*DIRECTION*
Review the listing and copy each line that holds the word "toluene".

*DATA*
====

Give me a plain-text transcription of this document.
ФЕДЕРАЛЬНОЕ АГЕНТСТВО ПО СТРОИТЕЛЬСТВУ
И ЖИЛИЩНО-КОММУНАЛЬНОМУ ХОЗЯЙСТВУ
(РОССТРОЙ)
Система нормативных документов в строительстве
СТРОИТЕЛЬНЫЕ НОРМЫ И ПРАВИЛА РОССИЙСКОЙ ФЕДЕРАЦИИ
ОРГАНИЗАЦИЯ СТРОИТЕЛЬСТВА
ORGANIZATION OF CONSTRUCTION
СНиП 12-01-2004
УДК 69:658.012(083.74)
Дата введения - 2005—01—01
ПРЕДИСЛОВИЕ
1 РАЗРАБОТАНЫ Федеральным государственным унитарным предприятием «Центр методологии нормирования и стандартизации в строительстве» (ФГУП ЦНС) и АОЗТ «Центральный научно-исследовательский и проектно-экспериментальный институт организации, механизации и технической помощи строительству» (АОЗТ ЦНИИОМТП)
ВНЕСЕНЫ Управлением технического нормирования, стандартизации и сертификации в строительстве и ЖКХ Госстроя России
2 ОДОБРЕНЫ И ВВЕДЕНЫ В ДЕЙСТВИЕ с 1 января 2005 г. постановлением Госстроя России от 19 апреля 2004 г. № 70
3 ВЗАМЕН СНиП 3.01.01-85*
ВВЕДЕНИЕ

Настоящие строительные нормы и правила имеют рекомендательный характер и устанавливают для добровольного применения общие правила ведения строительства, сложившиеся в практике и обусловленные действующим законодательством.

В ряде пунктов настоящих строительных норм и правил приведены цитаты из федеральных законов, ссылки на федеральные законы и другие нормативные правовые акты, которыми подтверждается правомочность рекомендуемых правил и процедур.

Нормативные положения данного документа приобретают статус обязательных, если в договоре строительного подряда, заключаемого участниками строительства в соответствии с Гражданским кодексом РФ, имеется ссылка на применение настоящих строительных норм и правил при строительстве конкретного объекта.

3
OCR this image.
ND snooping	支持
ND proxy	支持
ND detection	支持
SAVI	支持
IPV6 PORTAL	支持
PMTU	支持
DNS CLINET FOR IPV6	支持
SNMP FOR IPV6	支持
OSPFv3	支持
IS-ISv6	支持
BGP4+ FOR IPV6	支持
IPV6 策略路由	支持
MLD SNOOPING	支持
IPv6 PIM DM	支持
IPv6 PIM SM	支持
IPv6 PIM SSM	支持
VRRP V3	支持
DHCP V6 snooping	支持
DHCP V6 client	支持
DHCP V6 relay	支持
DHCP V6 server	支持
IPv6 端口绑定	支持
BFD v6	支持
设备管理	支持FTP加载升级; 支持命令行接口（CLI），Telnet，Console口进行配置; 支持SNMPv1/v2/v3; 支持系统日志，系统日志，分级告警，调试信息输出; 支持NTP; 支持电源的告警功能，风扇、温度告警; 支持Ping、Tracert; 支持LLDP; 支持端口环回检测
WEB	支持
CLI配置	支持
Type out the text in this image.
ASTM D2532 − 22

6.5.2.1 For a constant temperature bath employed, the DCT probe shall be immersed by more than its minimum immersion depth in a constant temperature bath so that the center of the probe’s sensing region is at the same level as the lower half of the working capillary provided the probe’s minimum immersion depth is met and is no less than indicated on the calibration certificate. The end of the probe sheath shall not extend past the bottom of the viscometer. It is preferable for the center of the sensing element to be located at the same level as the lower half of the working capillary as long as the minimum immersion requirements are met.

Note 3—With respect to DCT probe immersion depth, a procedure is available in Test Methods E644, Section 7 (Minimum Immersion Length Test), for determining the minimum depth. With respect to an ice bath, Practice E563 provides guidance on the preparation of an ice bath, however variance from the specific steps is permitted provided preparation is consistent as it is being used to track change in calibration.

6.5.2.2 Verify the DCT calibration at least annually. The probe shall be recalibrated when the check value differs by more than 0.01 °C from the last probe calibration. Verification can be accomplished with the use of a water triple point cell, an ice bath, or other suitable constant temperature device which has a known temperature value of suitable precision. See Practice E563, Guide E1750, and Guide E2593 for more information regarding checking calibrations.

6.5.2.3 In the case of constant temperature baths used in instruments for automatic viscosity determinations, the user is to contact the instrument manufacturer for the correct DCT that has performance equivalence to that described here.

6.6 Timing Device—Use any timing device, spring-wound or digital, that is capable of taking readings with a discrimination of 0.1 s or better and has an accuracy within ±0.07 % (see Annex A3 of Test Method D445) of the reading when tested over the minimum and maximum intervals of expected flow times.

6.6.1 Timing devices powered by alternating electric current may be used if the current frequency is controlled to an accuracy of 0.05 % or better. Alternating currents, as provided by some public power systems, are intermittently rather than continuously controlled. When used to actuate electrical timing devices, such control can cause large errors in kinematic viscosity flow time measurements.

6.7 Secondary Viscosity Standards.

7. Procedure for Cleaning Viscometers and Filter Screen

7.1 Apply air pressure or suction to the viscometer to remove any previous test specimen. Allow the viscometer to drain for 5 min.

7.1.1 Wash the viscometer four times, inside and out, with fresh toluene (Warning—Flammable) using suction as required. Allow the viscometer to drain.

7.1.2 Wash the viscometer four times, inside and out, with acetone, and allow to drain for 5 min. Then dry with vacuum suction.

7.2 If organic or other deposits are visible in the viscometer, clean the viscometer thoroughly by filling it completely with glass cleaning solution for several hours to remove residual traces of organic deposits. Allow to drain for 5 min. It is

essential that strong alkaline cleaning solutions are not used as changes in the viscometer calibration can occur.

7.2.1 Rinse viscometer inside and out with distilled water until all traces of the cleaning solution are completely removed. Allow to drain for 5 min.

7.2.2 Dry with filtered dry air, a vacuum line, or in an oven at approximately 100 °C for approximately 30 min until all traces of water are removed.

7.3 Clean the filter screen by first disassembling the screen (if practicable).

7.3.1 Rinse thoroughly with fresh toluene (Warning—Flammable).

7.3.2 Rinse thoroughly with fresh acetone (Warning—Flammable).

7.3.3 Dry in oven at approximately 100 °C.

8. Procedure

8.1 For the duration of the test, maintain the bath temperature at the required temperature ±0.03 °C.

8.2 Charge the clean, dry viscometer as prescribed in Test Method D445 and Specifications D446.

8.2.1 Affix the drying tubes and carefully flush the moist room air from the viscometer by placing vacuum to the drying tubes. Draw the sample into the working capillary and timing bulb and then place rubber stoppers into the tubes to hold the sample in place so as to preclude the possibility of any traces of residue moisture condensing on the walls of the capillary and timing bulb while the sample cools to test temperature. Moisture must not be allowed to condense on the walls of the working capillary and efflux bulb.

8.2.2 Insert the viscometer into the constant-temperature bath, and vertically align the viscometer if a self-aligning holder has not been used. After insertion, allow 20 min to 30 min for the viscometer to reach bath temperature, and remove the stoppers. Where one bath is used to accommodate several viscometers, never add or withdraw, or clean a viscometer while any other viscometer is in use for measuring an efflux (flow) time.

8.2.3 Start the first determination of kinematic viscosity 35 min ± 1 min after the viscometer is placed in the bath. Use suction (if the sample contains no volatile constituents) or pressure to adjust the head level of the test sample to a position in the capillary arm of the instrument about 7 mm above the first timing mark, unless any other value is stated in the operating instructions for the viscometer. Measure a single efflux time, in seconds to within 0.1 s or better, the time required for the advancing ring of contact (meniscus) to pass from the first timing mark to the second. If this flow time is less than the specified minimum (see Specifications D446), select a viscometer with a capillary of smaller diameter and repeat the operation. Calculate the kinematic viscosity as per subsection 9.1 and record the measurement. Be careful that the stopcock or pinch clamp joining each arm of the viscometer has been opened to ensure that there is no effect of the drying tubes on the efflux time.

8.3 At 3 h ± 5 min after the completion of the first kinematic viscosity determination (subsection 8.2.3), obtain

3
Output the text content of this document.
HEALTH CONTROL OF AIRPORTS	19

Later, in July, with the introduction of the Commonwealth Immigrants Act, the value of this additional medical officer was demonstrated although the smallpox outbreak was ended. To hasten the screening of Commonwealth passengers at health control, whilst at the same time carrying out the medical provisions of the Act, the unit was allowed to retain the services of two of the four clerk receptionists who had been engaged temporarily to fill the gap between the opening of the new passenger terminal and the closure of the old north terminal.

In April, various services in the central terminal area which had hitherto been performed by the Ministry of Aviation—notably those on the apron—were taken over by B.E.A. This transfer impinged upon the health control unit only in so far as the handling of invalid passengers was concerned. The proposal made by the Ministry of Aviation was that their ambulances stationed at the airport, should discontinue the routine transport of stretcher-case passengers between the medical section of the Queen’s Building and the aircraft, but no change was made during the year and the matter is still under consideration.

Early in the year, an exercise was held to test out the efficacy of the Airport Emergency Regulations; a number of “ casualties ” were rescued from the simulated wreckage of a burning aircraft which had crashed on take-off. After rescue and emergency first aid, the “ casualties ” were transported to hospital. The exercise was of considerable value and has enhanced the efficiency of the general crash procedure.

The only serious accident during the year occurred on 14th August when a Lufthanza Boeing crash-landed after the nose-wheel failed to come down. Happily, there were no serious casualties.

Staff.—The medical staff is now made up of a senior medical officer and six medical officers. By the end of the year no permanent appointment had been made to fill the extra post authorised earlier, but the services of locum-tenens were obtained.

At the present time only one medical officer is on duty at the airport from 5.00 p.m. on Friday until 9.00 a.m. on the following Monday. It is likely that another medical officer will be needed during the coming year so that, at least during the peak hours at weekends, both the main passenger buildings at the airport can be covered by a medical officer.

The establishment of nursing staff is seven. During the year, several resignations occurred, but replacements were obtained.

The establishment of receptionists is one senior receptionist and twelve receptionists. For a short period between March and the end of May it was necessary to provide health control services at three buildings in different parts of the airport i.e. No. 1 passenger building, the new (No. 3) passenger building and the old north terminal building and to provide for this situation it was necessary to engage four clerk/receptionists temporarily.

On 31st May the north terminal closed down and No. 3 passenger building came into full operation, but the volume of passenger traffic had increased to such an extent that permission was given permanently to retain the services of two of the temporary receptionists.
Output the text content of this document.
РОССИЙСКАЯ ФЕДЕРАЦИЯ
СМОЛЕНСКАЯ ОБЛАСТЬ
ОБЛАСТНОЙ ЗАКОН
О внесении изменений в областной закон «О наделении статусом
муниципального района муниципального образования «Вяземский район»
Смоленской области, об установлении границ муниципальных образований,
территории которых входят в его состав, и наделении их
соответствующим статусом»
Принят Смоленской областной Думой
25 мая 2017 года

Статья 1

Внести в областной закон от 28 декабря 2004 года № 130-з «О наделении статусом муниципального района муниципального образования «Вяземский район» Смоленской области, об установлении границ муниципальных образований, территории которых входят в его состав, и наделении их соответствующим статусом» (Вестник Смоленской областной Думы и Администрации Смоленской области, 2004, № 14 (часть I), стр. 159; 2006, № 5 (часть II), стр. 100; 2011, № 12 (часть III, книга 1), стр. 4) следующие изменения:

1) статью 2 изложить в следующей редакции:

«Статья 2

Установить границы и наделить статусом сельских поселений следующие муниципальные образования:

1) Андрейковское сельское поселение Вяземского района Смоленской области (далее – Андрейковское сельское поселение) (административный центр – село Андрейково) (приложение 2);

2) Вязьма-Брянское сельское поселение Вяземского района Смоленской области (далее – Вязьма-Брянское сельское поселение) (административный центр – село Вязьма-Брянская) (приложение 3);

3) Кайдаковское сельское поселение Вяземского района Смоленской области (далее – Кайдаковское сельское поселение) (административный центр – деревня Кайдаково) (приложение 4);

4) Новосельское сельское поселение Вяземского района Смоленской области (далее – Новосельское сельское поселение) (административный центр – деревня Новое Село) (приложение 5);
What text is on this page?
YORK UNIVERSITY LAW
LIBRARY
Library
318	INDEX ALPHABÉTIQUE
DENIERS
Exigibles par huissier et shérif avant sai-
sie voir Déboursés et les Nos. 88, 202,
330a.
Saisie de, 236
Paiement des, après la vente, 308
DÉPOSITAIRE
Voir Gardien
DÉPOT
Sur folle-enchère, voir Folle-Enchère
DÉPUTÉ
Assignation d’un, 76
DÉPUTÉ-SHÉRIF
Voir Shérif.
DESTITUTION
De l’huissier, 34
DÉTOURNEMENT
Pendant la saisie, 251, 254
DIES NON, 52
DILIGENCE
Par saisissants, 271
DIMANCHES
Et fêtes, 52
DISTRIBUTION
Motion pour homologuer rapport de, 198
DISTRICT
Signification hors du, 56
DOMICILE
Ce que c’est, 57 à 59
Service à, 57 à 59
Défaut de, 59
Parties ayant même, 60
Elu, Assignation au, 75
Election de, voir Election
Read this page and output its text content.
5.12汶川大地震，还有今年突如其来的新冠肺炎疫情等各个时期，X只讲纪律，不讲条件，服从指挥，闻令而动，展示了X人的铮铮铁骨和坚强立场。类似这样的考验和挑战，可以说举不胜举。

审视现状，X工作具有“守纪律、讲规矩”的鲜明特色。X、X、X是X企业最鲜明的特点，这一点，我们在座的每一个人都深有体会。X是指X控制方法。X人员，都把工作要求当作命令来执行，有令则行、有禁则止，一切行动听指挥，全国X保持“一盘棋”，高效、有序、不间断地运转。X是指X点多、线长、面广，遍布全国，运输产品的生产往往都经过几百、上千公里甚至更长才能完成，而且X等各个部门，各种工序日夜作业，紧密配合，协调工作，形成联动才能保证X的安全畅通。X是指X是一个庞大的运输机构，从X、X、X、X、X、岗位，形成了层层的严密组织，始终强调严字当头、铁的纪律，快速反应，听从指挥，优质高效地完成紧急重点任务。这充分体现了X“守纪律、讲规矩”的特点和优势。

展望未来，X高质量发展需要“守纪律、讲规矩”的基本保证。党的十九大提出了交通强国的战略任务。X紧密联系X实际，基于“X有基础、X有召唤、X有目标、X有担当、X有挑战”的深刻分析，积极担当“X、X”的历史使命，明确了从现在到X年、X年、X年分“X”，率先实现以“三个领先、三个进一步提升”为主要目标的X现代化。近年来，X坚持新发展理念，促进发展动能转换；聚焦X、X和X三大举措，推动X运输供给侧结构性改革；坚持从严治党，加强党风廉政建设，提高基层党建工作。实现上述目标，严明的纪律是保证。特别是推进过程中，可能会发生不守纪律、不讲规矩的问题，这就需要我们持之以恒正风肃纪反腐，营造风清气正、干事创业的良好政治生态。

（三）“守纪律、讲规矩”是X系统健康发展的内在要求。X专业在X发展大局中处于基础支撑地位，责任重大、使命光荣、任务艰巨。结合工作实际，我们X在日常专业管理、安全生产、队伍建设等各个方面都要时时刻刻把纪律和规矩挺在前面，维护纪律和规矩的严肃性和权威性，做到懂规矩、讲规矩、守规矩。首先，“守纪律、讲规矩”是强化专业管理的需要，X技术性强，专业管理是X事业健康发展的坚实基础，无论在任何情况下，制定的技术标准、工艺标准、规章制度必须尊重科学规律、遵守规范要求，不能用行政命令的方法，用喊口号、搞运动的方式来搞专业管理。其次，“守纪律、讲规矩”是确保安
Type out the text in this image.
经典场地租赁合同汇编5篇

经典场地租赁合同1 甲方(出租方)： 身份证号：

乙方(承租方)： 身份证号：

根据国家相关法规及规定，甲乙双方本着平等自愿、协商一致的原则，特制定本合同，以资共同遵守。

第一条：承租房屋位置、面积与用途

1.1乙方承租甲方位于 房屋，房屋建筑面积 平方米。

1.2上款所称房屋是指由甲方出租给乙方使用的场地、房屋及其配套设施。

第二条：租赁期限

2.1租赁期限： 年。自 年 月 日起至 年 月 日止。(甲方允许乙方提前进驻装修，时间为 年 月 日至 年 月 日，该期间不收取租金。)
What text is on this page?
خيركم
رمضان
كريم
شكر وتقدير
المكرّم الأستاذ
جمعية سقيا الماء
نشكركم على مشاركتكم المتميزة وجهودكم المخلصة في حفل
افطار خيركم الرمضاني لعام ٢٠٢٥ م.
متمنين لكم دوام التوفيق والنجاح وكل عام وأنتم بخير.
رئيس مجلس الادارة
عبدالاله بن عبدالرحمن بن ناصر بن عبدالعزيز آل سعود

====

*TASK ANSWER*
7.1.1 Wash the viscometer four times, inside and out, with fresh toluene (Warning—Flammable) using suction as required. Allow the viscometer to drain.
7.3.1 Rinse thoroughly with fresh toluene (Warning—Flammable).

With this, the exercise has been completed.